Exercise task:
List each line in which the string "from" appears.

(Data records)
==========

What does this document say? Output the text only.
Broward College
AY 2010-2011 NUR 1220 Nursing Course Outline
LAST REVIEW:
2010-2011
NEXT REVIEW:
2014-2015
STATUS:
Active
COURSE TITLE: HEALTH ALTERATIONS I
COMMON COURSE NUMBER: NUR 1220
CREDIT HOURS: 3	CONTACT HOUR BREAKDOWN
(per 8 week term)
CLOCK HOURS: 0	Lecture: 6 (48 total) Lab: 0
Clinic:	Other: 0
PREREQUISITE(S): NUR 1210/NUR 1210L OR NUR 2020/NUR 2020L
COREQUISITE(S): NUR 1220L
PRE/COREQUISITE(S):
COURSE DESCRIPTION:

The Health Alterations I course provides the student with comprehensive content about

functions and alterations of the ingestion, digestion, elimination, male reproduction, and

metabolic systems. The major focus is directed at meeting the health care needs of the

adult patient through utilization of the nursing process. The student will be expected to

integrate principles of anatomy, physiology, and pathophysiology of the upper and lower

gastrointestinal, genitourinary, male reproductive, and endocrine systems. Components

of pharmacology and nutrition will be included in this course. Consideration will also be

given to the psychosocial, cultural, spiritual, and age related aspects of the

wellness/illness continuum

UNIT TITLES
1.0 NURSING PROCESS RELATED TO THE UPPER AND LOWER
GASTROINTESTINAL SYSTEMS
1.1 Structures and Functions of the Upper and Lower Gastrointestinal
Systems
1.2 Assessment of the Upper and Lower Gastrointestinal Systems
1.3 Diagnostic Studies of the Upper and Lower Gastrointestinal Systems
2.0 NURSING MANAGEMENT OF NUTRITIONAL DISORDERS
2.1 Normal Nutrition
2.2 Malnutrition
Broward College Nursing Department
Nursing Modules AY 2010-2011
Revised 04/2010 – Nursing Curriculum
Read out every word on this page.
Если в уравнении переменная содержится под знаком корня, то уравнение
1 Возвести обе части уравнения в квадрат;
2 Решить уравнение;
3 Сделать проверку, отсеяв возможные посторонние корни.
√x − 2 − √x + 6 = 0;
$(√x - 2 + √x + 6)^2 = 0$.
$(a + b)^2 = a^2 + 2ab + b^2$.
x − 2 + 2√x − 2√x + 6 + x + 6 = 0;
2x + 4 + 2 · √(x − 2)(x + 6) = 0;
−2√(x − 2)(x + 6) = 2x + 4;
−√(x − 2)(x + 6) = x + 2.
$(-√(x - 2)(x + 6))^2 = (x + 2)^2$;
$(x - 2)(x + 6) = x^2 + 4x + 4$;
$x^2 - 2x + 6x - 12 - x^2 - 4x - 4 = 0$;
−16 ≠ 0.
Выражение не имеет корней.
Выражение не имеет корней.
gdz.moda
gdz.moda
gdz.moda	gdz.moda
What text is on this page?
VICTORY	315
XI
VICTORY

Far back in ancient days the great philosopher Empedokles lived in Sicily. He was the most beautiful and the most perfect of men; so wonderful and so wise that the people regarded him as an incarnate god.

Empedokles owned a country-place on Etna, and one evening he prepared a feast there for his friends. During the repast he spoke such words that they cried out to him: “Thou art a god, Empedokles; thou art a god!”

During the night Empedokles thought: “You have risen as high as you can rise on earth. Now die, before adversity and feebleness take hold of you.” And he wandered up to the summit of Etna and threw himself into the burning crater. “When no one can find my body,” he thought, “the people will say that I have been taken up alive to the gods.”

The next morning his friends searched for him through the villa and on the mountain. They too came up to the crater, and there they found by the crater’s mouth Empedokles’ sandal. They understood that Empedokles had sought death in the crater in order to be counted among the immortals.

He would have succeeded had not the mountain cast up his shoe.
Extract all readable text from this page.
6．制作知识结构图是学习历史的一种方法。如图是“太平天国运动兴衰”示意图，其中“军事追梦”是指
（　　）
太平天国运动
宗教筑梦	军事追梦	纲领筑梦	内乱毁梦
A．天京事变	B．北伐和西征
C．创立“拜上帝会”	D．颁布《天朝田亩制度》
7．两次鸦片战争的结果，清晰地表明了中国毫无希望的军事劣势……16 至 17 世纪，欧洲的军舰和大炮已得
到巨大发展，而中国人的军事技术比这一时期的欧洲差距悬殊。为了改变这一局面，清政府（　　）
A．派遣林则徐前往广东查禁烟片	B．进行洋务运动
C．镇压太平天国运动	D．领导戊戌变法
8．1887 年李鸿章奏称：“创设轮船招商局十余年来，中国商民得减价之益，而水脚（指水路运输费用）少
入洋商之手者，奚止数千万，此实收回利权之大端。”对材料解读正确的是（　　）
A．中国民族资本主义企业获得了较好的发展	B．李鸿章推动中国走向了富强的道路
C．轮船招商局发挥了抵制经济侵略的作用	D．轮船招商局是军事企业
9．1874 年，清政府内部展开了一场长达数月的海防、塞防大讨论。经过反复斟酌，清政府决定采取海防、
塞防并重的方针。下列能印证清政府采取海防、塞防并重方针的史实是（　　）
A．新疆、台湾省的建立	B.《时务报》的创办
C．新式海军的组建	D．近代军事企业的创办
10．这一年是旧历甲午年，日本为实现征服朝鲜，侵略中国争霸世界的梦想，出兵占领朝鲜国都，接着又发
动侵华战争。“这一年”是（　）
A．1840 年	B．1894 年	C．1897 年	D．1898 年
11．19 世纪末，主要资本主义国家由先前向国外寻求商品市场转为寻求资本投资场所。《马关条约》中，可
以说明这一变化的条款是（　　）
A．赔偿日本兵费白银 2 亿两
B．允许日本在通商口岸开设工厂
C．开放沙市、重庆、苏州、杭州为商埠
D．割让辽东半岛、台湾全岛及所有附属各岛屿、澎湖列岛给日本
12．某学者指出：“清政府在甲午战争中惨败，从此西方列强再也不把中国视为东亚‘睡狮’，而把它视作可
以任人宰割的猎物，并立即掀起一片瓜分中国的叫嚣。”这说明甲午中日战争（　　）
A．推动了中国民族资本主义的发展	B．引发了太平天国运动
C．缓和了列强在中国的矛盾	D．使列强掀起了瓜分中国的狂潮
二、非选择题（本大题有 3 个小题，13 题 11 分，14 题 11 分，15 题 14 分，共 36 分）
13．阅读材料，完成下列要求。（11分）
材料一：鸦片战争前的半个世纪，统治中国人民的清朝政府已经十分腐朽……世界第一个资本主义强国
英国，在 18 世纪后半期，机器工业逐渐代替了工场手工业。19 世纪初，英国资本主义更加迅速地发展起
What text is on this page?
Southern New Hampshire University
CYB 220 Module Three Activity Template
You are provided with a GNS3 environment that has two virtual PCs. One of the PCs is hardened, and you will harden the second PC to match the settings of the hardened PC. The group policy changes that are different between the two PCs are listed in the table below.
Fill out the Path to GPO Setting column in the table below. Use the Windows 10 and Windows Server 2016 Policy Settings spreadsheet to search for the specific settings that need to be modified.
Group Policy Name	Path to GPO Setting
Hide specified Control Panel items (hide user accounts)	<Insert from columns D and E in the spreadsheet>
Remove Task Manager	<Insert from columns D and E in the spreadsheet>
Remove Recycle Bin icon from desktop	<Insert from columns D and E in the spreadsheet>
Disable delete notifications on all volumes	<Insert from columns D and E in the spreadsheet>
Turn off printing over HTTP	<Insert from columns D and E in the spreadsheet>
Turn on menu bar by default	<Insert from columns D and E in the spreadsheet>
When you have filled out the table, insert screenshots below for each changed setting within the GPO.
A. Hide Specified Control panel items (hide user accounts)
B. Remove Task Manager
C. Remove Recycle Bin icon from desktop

==========

Answer to this exercise:
Extract all readable text from this page.
Hide specified Control Panel items (hide user accounts)	<Insert from columns D and E in the spreadsheet>
Remove Task Manager	<Insert from columns D and E in the spreadsheet>
Remove Recycle Bin icon from desktop	<Insert from columns D and E in the spreadsheet>
Disable delete notifications on all volumes	<Insert from columns D and E in the spreadsheet>
Turn off printing over HTTP	<Insert from columns D and E in the spreadsheet>
Turn on menu bar by default	<Insert from columns D and E in the spreadsheet>
C. Remove Recycle Bin icon from desktop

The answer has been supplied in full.